**Your objective:**
Pull each line holding the word "Udara" from the data.
>> begin
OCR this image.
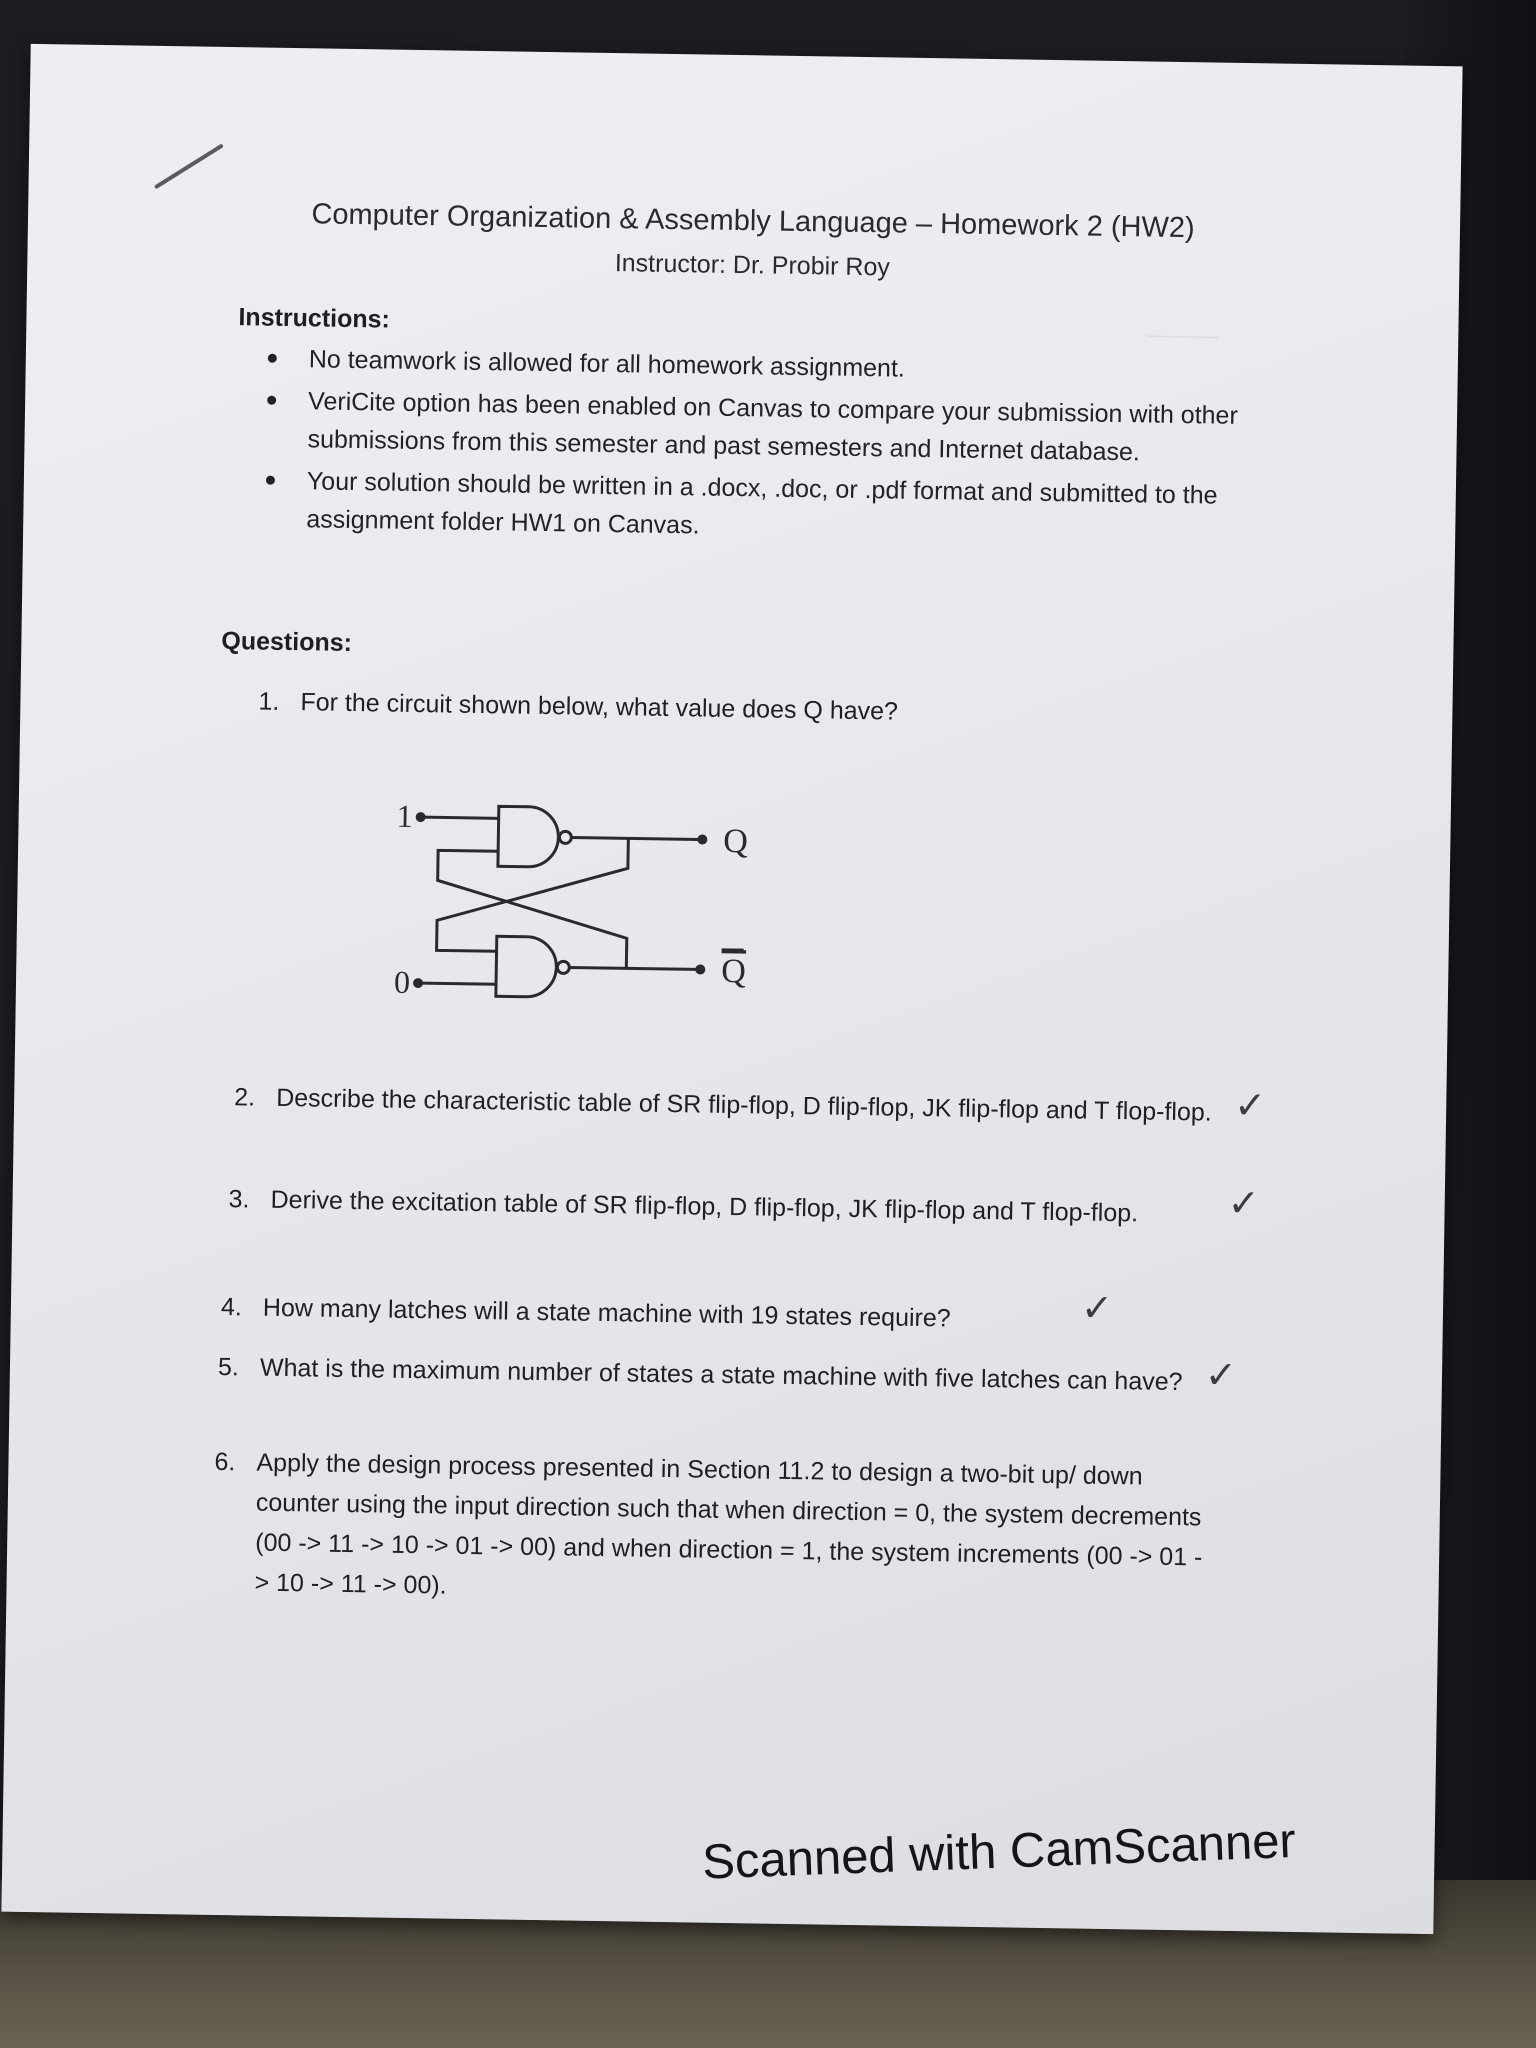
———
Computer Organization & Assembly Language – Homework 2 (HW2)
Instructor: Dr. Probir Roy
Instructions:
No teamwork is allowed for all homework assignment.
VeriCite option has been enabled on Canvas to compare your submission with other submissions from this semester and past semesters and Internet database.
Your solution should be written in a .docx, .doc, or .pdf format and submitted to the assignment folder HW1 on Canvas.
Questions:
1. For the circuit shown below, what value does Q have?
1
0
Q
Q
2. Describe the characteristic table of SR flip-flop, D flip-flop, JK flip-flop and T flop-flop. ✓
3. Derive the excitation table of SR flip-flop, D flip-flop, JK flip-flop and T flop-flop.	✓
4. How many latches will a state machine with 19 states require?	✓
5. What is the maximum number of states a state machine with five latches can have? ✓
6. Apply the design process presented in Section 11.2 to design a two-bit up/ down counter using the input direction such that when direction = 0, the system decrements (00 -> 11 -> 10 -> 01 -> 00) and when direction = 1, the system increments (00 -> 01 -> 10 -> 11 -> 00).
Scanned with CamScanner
>> end
>> begin
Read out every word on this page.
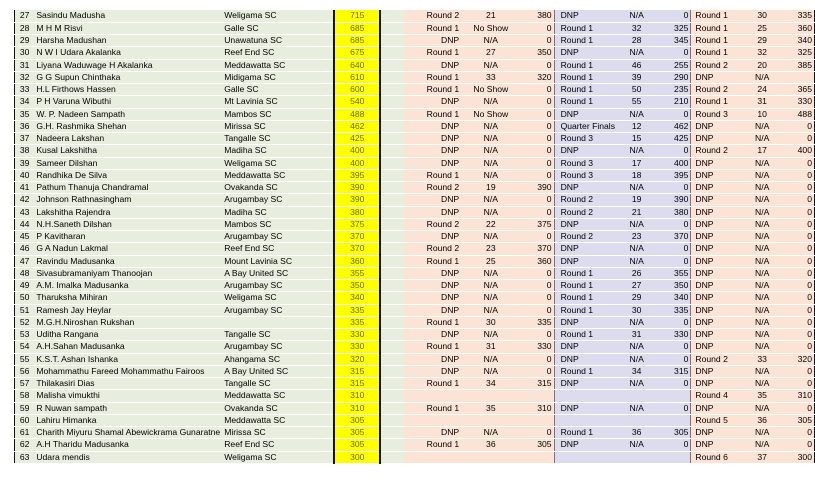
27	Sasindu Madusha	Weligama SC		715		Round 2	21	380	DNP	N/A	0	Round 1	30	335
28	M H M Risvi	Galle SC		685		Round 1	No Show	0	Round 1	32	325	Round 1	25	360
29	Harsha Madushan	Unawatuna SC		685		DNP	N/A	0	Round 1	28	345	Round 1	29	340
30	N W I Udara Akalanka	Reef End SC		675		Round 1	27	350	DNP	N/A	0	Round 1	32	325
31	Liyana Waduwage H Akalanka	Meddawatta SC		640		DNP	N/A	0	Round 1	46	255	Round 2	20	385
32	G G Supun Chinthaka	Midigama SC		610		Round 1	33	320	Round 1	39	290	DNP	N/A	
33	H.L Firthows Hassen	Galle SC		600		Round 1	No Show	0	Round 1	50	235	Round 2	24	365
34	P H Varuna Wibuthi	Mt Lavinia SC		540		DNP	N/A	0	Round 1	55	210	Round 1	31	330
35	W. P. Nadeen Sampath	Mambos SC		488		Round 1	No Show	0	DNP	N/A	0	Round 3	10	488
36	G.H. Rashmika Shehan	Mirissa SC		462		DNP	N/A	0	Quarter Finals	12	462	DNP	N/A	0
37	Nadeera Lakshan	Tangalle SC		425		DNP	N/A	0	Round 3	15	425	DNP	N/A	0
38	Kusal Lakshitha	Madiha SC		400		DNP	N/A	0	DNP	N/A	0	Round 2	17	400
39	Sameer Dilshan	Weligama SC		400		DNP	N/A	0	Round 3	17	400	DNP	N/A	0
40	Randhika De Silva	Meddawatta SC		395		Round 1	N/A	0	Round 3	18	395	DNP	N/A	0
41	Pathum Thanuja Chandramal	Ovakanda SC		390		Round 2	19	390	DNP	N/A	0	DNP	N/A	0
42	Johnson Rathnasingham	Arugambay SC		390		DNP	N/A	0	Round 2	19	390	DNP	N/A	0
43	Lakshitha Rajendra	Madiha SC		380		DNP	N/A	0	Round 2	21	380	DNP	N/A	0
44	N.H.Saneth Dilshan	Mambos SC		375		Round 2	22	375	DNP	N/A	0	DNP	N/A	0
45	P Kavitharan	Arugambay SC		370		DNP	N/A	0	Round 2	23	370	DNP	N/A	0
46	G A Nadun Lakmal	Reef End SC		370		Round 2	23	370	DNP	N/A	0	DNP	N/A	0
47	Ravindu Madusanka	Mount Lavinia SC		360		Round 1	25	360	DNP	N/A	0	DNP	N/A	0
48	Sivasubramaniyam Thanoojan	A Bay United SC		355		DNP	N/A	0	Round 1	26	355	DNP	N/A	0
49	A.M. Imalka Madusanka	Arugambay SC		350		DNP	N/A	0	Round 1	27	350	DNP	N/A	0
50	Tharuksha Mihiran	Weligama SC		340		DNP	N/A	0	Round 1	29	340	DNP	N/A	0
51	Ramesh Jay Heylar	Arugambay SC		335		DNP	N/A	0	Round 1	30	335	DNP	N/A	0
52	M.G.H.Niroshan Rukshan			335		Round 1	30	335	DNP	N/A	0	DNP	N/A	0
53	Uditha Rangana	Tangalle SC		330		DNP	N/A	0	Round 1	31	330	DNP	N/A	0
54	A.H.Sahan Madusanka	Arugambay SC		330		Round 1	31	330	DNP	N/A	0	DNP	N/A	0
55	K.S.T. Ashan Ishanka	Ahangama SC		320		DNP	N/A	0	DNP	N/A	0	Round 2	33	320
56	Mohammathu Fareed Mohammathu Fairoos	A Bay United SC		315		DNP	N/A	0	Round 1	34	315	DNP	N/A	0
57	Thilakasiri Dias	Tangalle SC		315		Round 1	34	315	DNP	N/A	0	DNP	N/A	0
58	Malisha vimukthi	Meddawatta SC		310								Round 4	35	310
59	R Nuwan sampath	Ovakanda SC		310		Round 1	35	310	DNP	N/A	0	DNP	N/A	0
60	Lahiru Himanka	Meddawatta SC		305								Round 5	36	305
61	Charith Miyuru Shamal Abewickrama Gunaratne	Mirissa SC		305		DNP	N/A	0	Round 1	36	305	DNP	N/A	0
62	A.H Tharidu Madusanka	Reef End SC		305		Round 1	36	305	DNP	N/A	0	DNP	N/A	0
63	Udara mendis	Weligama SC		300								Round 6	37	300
>> end
**Task solution:**
30	N W I Udara Akalanka	Reef End SC		675		Round 1	27	350	DNP	N/A	0	Round 1	32	325
63	Udara mendis	Weligama SC		300								Round 6	37	300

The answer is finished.